§ **Given request**: Retype the data character for character, from its first line up to and including the line containing "x-tick-label: 15: [787, 1401, 805, 1419]".

Collection entries

══════════

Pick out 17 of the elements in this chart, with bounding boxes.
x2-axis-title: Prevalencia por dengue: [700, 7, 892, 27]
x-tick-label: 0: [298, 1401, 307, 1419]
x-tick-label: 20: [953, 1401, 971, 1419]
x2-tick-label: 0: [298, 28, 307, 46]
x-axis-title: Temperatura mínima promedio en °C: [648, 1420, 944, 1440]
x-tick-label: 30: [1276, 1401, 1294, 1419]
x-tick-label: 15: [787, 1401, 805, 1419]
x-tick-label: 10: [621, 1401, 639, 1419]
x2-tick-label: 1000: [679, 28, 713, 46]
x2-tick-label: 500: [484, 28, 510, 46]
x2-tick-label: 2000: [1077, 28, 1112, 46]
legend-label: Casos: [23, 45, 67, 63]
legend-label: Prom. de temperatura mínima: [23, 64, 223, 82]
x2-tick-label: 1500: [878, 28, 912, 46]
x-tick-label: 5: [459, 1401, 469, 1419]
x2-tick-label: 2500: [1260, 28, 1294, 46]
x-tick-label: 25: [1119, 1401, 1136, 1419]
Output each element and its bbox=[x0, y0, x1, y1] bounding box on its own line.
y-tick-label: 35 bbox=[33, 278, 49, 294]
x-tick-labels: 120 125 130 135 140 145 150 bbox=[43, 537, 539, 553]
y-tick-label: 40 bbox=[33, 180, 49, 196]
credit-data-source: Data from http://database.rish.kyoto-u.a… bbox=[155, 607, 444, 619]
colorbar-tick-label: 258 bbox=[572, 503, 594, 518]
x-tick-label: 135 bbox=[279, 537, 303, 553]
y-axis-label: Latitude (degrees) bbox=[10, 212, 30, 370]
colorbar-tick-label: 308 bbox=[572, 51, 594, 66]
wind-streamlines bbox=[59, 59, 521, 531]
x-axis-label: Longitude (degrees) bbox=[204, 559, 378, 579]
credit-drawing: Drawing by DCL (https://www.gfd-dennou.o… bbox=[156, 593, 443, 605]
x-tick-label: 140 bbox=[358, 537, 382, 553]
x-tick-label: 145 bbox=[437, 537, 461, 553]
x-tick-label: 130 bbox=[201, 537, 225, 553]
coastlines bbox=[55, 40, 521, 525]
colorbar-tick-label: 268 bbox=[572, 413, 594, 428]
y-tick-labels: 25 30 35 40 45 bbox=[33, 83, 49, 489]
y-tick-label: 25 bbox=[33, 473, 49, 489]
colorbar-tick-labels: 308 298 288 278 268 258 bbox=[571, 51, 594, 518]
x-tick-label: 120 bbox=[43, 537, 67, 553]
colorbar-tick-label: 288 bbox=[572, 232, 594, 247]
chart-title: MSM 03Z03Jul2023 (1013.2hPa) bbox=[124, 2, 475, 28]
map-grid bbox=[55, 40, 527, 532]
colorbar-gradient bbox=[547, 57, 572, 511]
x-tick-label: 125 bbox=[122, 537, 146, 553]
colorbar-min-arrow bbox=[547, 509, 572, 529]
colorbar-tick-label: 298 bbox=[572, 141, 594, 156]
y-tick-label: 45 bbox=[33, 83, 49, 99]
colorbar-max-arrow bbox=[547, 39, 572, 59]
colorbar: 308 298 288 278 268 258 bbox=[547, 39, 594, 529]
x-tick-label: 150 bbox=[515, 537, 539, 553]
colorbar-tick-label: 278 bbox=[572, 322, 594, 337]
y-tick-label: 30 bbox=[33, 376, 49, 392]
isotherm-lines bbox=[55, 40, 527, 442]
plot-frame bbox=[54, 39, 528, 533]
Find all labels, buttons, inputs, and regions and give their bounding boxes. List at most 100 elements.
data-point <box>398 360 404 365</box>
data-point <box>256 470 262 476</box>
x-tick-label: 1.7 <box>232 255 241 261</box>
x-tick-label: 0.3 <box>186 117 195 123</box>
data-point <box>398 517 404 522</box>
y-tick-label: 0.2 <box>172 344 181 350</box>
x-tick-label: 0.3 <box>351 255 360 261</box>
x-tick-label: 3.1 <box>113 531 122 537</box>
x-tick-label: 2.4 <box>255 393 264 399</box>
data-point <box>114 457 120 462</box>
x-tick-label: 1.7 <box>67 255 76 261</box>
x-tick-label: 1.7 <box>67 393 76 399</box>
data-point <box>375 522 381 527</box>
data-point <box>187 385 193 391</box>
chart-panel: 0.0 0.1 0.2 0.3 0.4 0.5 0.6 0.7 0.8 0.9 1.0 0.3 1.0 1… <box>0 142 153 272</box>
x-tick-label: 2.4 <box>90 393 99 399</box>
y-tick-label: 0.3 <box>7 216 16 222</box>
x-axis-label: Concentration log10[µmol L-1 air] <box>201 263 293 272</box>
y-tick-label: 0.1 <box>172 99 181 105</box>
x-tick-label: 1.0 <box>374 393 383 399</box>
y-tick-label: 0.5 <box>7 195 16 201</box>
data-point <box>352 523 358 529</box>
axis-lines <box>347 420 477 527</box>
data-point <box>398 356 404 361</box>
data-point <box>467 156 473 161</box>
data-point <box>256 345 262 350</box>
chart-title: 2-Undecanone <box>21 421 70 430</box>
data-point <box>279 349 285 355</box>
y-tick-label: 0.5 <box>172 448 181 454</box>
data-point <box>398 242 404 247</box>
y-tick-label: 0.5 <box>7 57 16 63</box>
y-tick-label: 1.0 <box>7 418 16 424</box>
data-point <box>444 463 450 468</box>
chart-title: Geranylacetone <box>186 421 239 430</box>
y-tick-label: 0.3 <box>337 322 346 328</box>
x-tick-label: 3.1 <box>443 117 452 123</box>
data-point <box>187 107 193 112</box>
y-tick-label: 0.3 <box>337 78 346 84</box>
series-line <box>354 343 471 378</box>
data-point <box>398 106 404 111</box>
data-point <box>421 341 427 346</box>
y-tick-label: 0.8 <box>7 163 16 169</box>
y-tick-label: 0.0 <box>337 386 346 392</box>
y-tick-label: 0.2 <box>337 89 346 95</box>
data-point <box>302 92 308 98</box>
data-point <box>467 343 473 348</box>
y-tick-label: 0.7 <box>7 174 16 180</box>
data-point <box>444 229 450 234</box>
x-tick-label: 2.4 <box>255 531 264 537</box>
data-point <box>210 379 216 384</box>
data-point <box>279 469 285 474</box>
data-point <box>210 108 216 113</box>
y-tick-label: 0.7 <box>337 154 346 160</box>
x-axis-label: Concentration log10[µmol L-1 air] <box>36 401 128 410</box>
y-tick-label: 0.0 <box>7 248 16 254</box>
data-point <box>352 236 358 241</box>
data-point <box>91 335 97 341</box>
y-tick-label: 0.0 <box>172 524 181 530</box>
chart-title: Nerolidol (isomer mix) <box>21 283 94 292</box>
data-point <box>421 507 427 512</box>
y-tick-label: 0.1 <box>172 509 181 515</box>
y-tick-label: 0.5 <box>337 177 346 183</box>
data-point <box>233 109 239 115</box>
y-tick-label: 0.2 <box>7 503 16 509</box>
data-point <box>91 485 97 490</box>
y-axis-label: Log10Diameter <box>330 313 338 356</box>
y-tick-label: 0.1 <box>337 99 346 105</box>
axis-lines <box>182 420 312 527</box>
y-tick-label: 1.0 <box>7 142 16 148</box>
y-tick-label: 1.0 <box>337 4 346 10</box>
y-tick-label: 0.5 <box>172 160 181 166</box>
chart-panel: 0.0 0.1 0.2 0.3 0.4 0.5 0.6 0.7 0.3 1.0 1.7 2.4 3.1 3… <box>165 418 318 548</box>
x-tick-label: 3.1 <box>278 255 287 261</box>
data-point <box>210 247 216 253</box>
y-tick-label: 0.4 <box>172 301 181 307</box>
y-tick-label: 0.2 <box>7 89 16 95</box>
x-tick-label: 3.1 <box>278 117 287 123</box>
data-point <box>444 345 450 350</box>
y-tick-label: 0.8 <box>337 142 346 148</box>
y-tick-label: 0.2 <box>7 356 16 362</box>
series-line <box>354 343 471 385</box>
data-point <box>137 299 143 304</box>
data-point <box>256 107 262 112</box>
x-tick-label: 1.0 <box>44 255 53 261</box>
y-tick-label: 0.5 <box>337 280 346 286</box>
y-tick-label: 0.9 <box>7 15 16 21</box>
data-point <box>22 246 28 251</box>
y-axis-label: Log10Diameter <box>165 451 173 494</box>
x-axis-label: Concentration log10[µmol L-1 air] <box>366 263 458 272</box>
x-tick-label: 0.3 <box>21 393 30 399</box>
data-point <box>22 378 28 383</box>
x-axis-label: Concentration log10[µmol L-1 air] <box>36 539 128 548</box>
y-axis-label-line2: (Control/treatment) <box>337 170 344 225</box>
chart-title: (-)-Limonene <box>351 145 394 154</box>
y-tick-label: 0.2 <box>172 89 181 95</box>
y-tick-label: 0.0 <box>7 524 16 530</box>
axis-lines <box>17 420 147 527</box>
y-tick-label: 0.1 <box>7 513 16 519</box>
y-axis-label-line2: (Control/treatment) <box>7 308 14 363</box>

══════════

§ **Answer in full**:
Pick out 17 of the elements in this chart, with bounding boxes.
x2-axis-title: Prevalencia por dengue: [700, 7, 892, 27]
x-tick-label: 0: [298, 1401, 307, 1419]
x-tick-label: 20: [953, 1401, 971, 1419]
x2-tick-label: 0: [298, 28, 307, 46]
x-axis-title: Temperatura mínima promedio en °C: [648, 1420, 944, 1440]
x-tick-label: 30: [1276, 1401, 1294, 1419]
x-tick-label: 15: [787, 1401, 805, 1419]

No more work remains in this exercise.